> AIM: Quote the whole listing exactly. Leave the pictures out of your copy.

> DATASET RECORDS:
[Start]
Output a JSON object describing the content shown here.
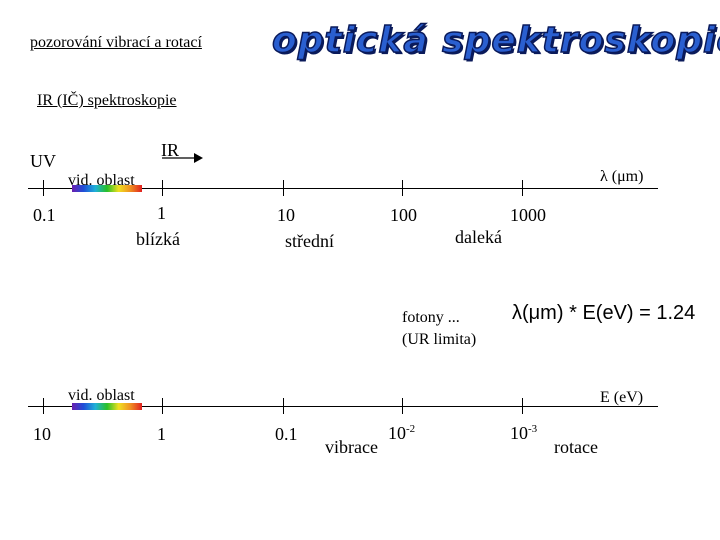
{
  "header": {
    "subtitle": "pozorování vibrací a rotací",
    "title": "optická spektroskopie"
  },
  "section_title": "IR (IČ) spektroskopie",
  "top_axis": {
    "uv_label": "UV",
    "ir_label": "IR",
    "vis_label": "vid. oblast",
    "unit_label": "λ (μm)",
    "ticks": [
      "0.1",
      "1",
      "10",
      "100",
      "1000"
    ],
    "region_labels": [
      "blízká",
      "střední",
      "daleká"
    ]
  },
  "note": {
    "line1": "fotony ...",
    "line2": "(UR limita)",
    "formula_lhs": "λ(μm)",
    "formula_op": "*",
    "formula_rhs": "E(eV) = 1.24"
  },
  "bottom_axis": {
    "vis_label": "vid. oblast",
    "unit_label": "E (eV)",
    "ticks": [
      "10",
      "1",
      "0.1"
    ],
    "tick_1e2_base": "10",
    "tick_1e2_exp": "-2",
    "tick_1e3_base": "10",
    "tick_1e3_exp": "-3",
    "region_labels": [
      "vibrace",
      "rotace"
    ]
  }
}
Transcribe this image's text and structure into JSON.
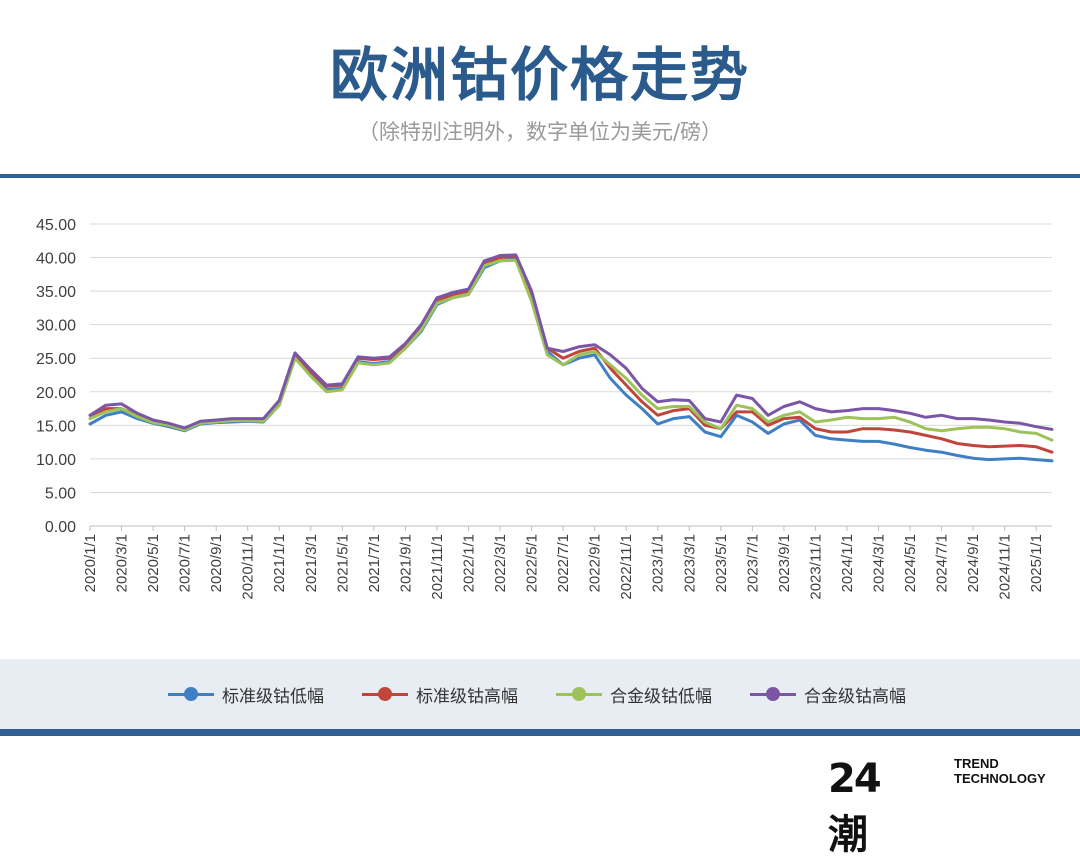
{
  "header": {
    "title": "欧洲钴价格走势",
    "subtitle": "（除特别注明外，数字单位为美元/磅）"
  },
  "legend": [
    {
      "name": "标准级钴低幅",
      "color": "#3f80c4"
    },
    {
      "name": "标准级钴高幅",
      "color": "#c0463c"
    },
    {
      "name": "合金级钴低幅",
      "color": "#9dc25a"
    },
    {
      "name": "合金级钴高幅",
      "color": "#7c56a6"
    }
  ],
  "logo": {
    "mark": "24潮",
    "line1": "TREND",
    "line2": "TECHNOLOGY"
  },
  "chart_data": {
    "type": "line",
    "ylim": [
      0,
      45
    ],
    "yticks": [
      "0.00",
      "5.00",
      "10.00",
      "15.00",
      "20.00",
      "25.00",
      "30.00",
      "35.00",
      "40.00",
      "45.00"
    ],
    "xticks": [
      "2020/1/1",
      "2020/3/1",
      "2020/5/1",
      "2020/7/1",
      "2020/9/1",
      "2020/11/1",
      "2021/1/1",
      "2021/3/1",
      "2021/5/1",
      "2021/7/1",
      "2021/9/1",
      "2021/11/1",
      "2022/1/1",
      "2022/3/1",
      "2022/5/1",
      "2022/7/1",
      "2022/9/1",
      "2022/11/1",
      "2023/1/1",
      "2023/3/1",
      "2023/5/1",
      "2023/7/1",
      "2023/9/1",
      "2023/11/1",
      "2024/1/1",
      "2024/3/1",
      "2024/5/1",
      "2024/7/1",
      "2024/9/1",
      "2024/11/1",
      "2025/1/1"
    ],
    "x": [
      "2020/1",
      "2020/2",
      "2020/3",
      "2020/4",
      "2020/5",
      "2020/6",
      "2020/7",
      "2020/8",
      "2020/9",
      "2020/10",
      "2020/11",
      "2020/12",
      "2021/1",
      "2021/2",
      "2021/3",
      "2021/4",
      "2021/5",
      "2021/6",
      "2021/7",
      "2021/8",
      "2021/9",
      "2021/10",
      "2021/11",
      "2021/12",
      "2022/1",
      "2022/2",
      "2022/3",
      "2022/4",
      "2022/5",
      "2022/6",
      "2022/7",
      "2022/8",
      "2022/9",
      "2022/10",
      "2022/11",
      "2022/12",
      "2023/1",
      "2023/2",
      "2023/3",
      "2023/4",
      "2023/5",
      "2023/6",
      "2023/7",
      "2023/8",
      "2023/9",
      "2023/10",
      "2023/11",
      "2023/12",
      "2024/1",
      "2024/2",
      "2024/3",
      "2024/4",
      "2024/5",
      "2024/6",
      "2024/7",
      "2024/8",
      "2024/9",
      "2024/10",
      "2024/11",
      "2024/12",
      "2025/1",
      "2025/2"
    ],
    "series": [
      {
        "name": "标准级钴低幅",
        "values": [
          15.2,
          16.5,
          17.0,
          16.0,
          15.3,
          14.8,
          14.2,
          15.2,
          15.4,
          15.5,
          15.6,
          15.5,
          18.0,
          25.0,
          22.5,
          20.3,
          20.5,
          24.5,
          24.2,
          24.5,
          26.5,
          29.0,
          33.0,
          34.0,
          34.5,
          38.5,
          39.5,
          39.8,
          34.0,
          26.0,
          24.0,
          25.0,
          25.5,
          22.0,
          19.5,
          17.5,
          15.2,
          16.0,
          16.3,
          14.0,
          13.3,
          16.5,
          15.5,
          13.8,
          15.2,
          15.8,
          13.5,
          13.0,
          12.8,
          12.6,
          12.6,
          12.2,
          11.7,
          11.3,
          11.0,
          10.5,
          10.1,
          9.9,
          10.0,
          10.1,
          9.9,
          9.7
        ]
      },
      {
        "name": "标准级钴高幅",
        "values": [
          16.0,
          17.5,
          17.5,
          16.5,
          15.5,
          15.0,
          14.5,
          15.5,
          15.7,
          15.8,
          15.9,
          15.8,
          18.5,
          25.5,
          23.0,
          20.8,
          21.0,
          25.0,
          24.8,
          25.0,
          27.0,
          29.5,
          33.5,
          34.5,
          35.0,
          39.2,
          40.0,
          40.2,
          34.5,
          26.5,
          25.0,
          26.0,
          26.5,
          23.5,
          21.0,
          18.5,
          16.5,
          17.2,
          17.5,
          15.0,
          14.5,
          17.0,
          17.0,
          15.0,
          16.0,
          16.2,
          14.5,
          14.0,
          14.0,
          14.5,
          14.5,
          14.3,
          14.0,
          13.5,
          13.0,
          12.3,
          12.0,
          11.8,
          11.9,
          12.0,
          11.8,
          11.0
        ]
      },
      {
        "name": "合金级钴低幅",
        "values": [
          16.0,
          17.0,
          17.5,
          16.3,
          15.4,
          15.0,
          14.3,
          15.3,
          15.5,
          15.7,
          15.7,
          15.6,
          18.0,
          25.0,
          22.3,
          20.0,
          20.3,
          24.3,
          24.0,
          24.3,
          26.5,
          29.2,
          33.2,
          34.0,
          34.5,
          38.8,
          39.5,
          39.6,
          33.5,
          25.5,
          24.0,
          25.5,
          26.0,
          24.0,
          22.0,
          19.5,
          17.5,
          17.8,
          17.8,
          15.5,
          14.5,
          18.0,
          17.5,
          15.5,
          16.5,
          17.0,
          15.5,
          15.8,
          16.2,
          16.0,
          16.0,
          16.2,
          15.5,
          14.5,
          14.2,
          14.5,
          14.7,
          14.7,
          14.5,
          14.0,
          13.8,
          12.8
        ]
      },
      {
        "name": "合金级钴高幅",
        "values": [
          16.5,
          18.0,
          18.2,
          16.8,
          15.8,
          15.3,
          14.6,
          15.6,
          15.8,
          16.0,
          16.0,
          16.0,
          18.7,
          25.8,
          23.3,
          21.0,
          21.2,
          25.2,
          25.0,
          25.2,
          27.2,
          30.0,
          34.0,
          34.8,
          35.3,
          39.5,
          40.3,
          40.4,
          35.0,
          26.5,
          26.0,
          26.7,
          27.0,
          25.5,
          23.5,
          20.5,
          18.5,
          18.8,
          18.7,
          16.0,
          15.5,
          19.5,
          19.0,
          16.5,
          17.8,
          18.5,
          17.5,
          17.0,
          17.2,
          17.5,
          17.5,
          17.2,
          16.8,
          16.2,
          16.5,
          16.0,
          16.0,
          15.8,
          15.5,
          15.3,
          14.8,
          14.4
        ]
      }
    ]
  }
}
[End]
> FINAL RESULT:
Output a JSON object describing the content shown here.
{
  "header": {
    "subtitle": "pozorování vibrací a rotací",
    "title": "optická spektroskopie"
  },
  "section_title": "IR (IČ) spektroskopie",
  "top_axis": {
    "uv_label": "UV",
    "ir_label": "IR",
    "vis_label": "vid. oblast",
    "unit_label": "λ (μm)",
    "ticks": [
      "0.1",
      "1",
      "10",
      "100",
      "1000"
    ],
    "region_labels": [
      "blízká",
      "střední",
      "daleká"
    ]
  },
  "note": {
    "line1": "fotony ...",
    "line2": "(UR limita)",
    "formula_lhs": "λ(μm)",
    "formula_op": "*",
    "formula_rhs": "E(eV) = 1.24"
  },
  "bottom_axis": {
    "vis_label": "vid. oblast",
    "unit_label": "E (eV)",
    "ticks": [
      "10",
      "1",
      "0.1"
    ],
    "tick_1e2_base": "10",
    "tick_1e2_exp": "-2",
    "tick_1e3_base": "10",
    "tick_1e3_exp": "-3",
    "region_labels": [
      "vibrace",
      "rotace"
    ]
  }
}
Transcribe this image's text and structure into JSON.
{
  "header": {
    "title": "欧洲钴价格走势",
    "subtitle": "（除特别注明外，数字单位为美元/磅）"
  },
  "legend": [
    {
      "name": "标准级钴低幅",
      "color": "#3f80c4"
    },
    {
      "name": "标准级钴高幅",
      "color": "#c0463c"
    },
    {
      "name": "合金级钴低幅",
      "color": "#9dc25a"
    },
    {
      "name": "合金级钴高幅",
      "color": "#7c56a6"
    }
  ],
  "logo": {
    "mark": "24潮",
    "line1": "TREND",
    "line2": "TECHNOLOGY"
  },
  "chart_data": {
    "type": "line",
    "ylim": [
      0,
      45
    ],
    "yticks": [
      "0.00",
      "5.00",
      "10.00",
      "15.00",
      "20.00",
      "25.00",
      "30.00",
      "35.00",
      "40.00",
      "45.00"
    ],
    "xticks": [
      "2020/1/1",
      "2020/3/1",
      "2020/5/1",
      "2020/7/1",
      "2020/9/1",
      "2020/11/1",
      "2021/1/1",
      "2021/3/1",
      "2021/5/1",
      "2021/7/1",
      "2021/9/1",
      "2021/11/1",
      "2022/1/1",
      "2022/3/1",
      "2022/5/1",
      "2022/7/1",
      "2022/9/1",
      "2022/11/1",
      "2023/1/1",
      "2023/3/1",
      "2023/5/1",
      "2023/7/1",
      "2023/9/1",
      "2023/11/1",
      "2024/1/1",
      "2024/3/1",
      "2024/5/1",
      "2024/7/1",
      "2024/9/1",
      "2024/11/1",
      "2025/1/1"
    ],
    "x": [
      "2020/1",
      "2020/2",
      "2020/3",
      "2020/4",
      "2020/5",
      "2020/6",
      "2020/7",
      "2020/8",
      "2020/9",
      "2020/10",
      "2020/11",
      "2020/12",
      "2021/1",
      "2021/2",
      "2021/3",
      "2021/4",
      "2021/5",
      "2021/6",
      "2021/7",
      "2021/8",
      "2021/9",
      "2021/10",
      "2021/11",
      "2021/12",
      "2022/1",
      "2022/2",
      "2022/3",
      "2022/4",
      "2022/5",
      "2022/6",
      "2022/7",
      "2022/8",
      "2022/9",
      "2022/10",
      "2022/11",
      "2022/12",
      "2023/1",
      "2023/2",
      "2023/3",
      "2023/4",
      "2023/5",
      "2023/6",
      "2023/7",
      "2023/8",
      "2023/9",
      "2023/10",
      "2023/11",
      "2023/12",
      "2024/1",
      "2024/2",
      "2024/3",
      "2024/4",
      "2024/5",
      "2024/6",
      "2024/7",
      "2024/8",
      "2024/9",
      "2024/10",
      "2024/11",
      "2024/12",
      "2025/1",
      "2025/2"
    ],
    "series": [
      {
        "name": "标准级钴低幅",
        "values": [
          15.2,
          16.5,
          17.0,
          16.0,
          15.3,
          14.8,
          14.2,
          15.2,
          15.4,
          15.5,
          15.6,
          15.5,
          18.0,
          25.0,
          22.5,
          20.3,
          20.5,
          24.5,
          24.2,
          24.5,
          26.5,
          29.0,
          33.0,
          34.0,
          34.5,
          38.5,
          39.5,
          39.8,
          34.0,
          26.0,
          24.0,
          25.0,
          25.5,
          22.0,
          19.5,
          17.5,
          15.2,
          16.0,
          16.3,
          14.0,
          13.3,
          16.5,
          15.5,
          13.8,
          15.2,
          15.8,
          13.5,
          13.0,
          12.8,
          12.6,
          12.6,
          12.2,
          11.7,
          11.3,
          11.0,
          10.5,
          10.1,
          9.9,
          10.0,
          10.1,
          9.9,
          9.7
        ]
      },
      {
        "name": "标准级钴高幅",
        "values": [
          16.0,
          17.5,
          17.5,
          16.5,
          15.5,
          15.0,
          14.5,
          15.5,
          15.7,
          15.8,
          15.9,
          15.8,
          18.5,
          25.5,
          23.0,
          20.8,
          21.0,
          25.0,
          24.8,
          25.0,
          27.0,
          29.5,
          33.5,
          34.5,
          35.0,
          39.2,
          40.0,
          40.2,
          34.5,
          26.5,
          25.0,
          26.0,
          26.5,
          23.5,
          21.0,
          18.5,
          16.5,
          17.2,
          17.5,
          15.0,
          14.5,
          17.0,
          17.0,
          15.0,
          16.0,
          16.2,
          14.5,
          14.0,
          14.0,
          14.5,
          14.5,
          14.3,
          14.0,
          13.5,
          13.0,
          12.3,
          12.0,
          11.8,
          11.9,
          12.0,
          11.8,
          11.0
        ]
      },
      {
        "name": "合金级钴低幅",
        "values": [
          16.0,
          17.0,
          17.5,
          16.3,
          15.4,
          15.0,
          14.3,
          15.3,
          15.5,
          15.7,
          15.7,
          15.6,
          18.0,
          25.0,
          22.3,
          20.0,
          20.3,
          24.3,
          24.0,
          24.3,
          26.5,
          29.2,
          33.2,
          34.0,
          34.5,
          38.8,
          39.5,
          39.6,
          33.5,
          25.5,
          24.0,
          25.5,
          26.0,
          24.0,
          22.0,
          19.5,
          17.5,
          17.8,
          17.8,
          15.5,
          14.5,
          18.0,
          17.5,
          15.5,
          16.5,
          17.0,
          15.5,
          15.8,
          16.2,
          16.0,
          16.0,
          16.2,
          15.5,
          14.5,
          14.2,
          14.5,
          14.7,
          14.7,
          14.5,
          14.0,
          13.8,
          12.8
        ]
      },
      {
        "name": "合金级钴高幅",
        "values": [
          16.5,
          18.0,
          18.2,
          16.8,
          15.8,
          15.3,
          14.6,
          15.6,
          15.8,
          16.0,
          16.0,
          16.0,
          18.7,
          25.8,
          23.3,
          21.0,
          21.2,
          25.2,
          25.0,
          25.2,
          27.2,
          30.0,
          34.0,
          34.8,
          35.3,
          39.5,
          40.3,
          40.4,
          35.0,
          26.5,
          26.0,
          26.7,
          27.0,
          25.5,
          23.5,
          20.5,
          18.5,
          18.8,
          18.7,
          16.0,
          15.5,
          19.5,
          19.0,
          16.5,
          17.8,
          18.5,
          17.5,
          17.0,
          17.2,
          17.5,
          17.5,
          17.2,
          16.8,
          16.2,
          16.5,
          16.0,
          16.0,
          15.8,
          15.5,
          15.3,
          14.8,
          14.4
        ]
      }
    ]
  }
}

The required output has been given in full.